→ **WRITTEN EXERCISE**: Return the material word for word. Do not include the pictures.

→ **EXERCISE DATA**:
»»
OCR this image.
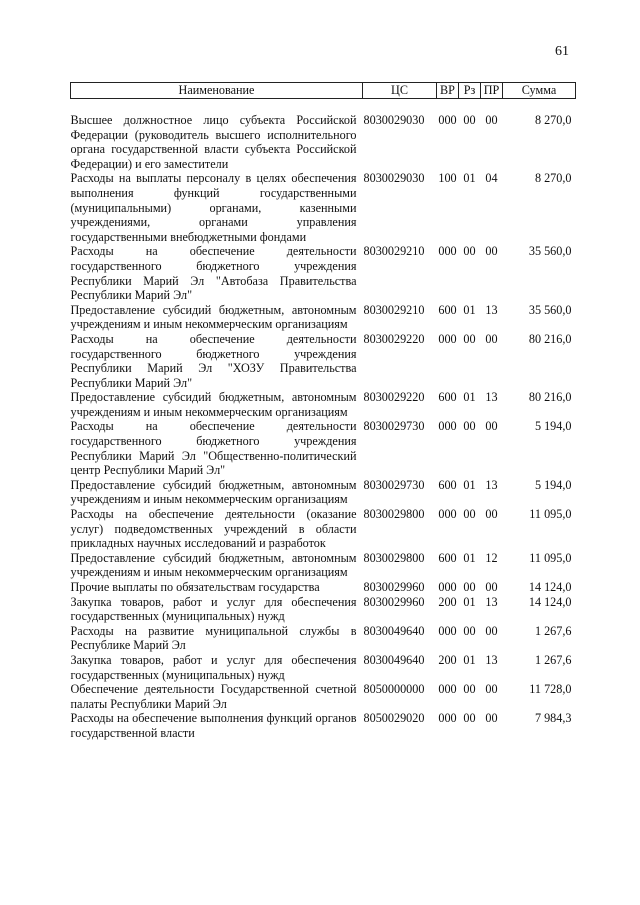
61
Наименование	ЦС	ВР	Рз	ПР	Сумма

Высшее должностное лицо субъекта Российской Федерации (руководитель высшего исполнительного органа государственной власти субъекта Российской Федерации) и его заместители	8030029030	000	00	00	8 270,0
Расходы на выплаты персоналу в целях обеспечения выполнения функций государственными (муниципальными) органами, казенными учреждениями, органами управления государственными внебюджетными фондами	8030029030	100	01	04	8 270,0
Расходы на обеспечение деятельности государственного бюджетного учреждения Республики Марий Эл "Автобаза Правительства Республики Марий Эл"	8030029210	000	00	00	35 560,0
Предоставление субсидий бюджетным, автономным учреждениям и иным некоммерческим организациям	8030029210	600	01	13	35 560,0
Расходы на обеспечение деятельности государственного бюджетного учреждения Республики Марий Эл "ХОЗУ Правительства Республики Марий Эл"	8030029220	000	00	00	80 216,0
Предоставление субсидий бюджетным, автономным учреждениям и иным некоммерческим организациям	8030029220	600	01	13	80 216,0
Расходы на обеспечение деятельности государственного бюджетного учреждения Республики Марий Эл "Общественно-политический центр Республики Марий Эл"	8030029730	000	00	00	5 194,0
Предоставление субсидий бюджетным, автономным учреждениям и иным некоммерческим организациям	8030029730	600	01	13	5 194,0
Расходы на обеспечение деятельности (оказание услуг) подведомственных учреждений в области прикладных научных исследований и разработок	8030029800	000	00	00	11 095,0
Предоставление субсидий бюджетным, автономным учреждениям и иным некоммерческим организациям	8030029800	600	01	12	11 095,0
Прочие выплаты по обязательствам государства	8030029960	000	00	00	14 124,0
Закупка товаров, работ и услуг для обеспечения государственных (муниципальных) нужд	8030029960	200	01	13	14 124,0
Расходы на развитие муниципальной службы в Республике Марий Эл	8030049640	000	00	00	1 267,6
Закупка товаров, работ и услуг для обеспечения государственных (муниципальных) нужд	8030049640	200	01	13	1 267,6
Обеспечение деятельности Государственной счетной палаты Республики Марий Эл	8050000000	000	00	00	11 728,0
Расходы на обеспечение выполнения функций органов государственной власти	8050029020	000	00	00	7 984,3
««
→ **EXERCISE RESULT**:
OCR this image.
61
Наименование	ЦС	ВР	Рз	ПР	Сумма

Высшее должностное лицо субъекта Российской Федерации (руководитель высшего исполнительного органа государственной власти субъекта Российской Федерации) и его заместители	8030029030	000	00	00	8 270,0
Расходы на выплаты персоналу в целях обеспечения выполнения функций государственными (муниципальными) органами, казенными учреждениями, органами управления государственными внебюджетными фондами	8030029030	100	01	04	8 270,0
Расходы на обеспечение деятельности государственного бюджетного учреждения Республики Марий Эл "Автобаза Правительства Республики Марий Эл"	8030029210	000	00	00	35 560,0
Предоставление субсидий бюджетным, автономным учреждениям и иным некоммерческим организациям	8030029210	600	01	13	35 560,0
Расходы на обеспечение деятельности государственного бюджетного учреждения Республики Марий Эл "ХОЗУ Правительства Республики Марий Эл"	8030029220	000	00	00	80 216,0
Предоставление субсидий бюджетным, автономным учреждениям и иным некоммерческим организациям	8030029220	600	01	13	80 216,0
Расходы на обеспечение деятельности государственного бюджетного учреждения Республики Марий Эл "Общественно-политический центр Республики Марий Эл"	8030029730	000	00	00	5 194,0
Предоставление субсидий бюджетным, автономным учреждениям и иным некоммерческим организациям	8030029730	600	01	13	5 194,0
Расходы на обеспечение деятельности (оказание услуг) подведомственных учреждений в области прикладных научных исследований и разработок	8030029800	000	00	00	11 095,0
Предоставление субсидий бюджетным, автономным учреждениям и иным некоммерческим организациям	8030029800	600	01	12	11 095,0
Прочие выплаты по обязательствам государства	8030029960	000	00	00	14 124,0
Закупка товаров, работ и услуг для обеспечения государственных (муниципальных) нужд	8030029960	200	01	13	14 124,0
Расходы на развитие муниципальной службы в Республике Марий Эл	8030049640	000	00	00	1 267,6
Закупка товаров, работ и услуг для обеспечения государственных (муниципальных) нужд	8030049640	200	01	13	1 267,6
Обеспечение деятельности Государственной счетной палаты Республики Марий Эл	8050000000	000	00	00	11 728,0
Расходы на обеспечение выполнения функций органов государственной власти	8050029020	000	00	00	7 984,3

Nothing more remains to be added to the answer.